* Begin Provided records *

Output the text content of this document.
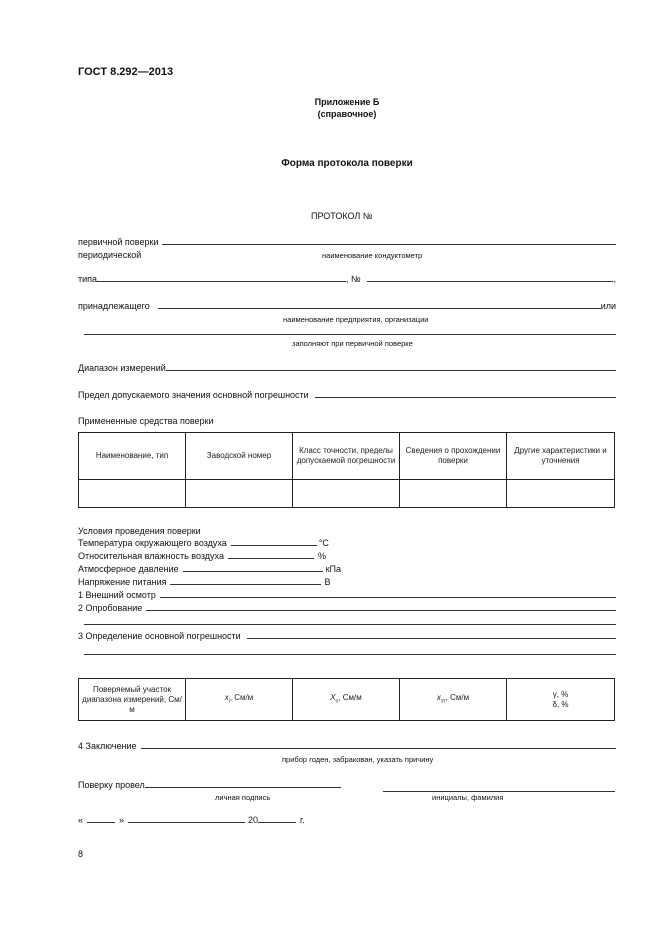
ГОСТ 8.292—2013
Приложение Б
(справочное)
Форма протокола поверки
ПРОТОКОЛ №
первичной поверки
периодической	наименование кондуктометр
типа	, №	,
принадлежащего	или
наименование предприятия, организации
заполняют при первичной поверке
Диапазон измерений
Предел допускаемого значения основной погрешности
Примененные средства поверки
Наименование, тип	Заводской номер	Класс точности, пределы допускаемой погрешности	Сведения о прохождении поверки	Другие характеристики и уточнения

Условия проведения поверки
Температура окружающего воздуха	°С
Относительная влажность воздуха	%
Атмосферное давление	кПа
Напряжение питания	В
1 Внешний осмотр
2 Опробование
3 Определение основной погрешности
Поверяемый участок диапазона измерений, См/м	$x_i$, См/м	$X_о$, См/м	$x_{эт}$, См/м	γ, %
δ, %
4 Заключение
прибор годен, забракован, указать причину
Поверку провел
личная подпись	инициалы, фамилия
«	»	20	г.
8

* End Provided records *

§ Exercise aim: Reproduce all entries exactly. Pictures do not belong in the copy.

§ Task output:
Output the text content of this document.
ГОСТ 8.292—2013
Приложение Б
(справочное)
Форма протокола поверки
ПРОТОКОЛ №
первичной поверки
периодической	наименование кондуктометр
типа	, №	,
принадлежащего	или
наименование предприятия, организации
заполняют при первичной поверке
Диапазон измерений
Предел допускаемого значения основной погрешности
Примененные средства поверки
Наименование, тип	Заводской номер	Класс точности, пределы допускаемой погрешности	Сведения о прохождении поверки	Другие характеристики и уточнения

Условия проведения поверки
Температура окружающего воздуха	°С
Относительная влажность воздуха	%
Атмосферное давление	кПа
Напряжение питания	В
1 Внешний осмотр
2 Опробование
3 Определение основной погрешности
Поверяемый участок диапазона измерений, См/м	$x_i$, См/м	$X_о$, См/м	$x_{эт}$, См/м	γ, %
δ, %
4 Заключение
прибор годен, забракован, указать причину
Поверку провел
личная подпись	инициалы, фамилия
«	»	20	г.
8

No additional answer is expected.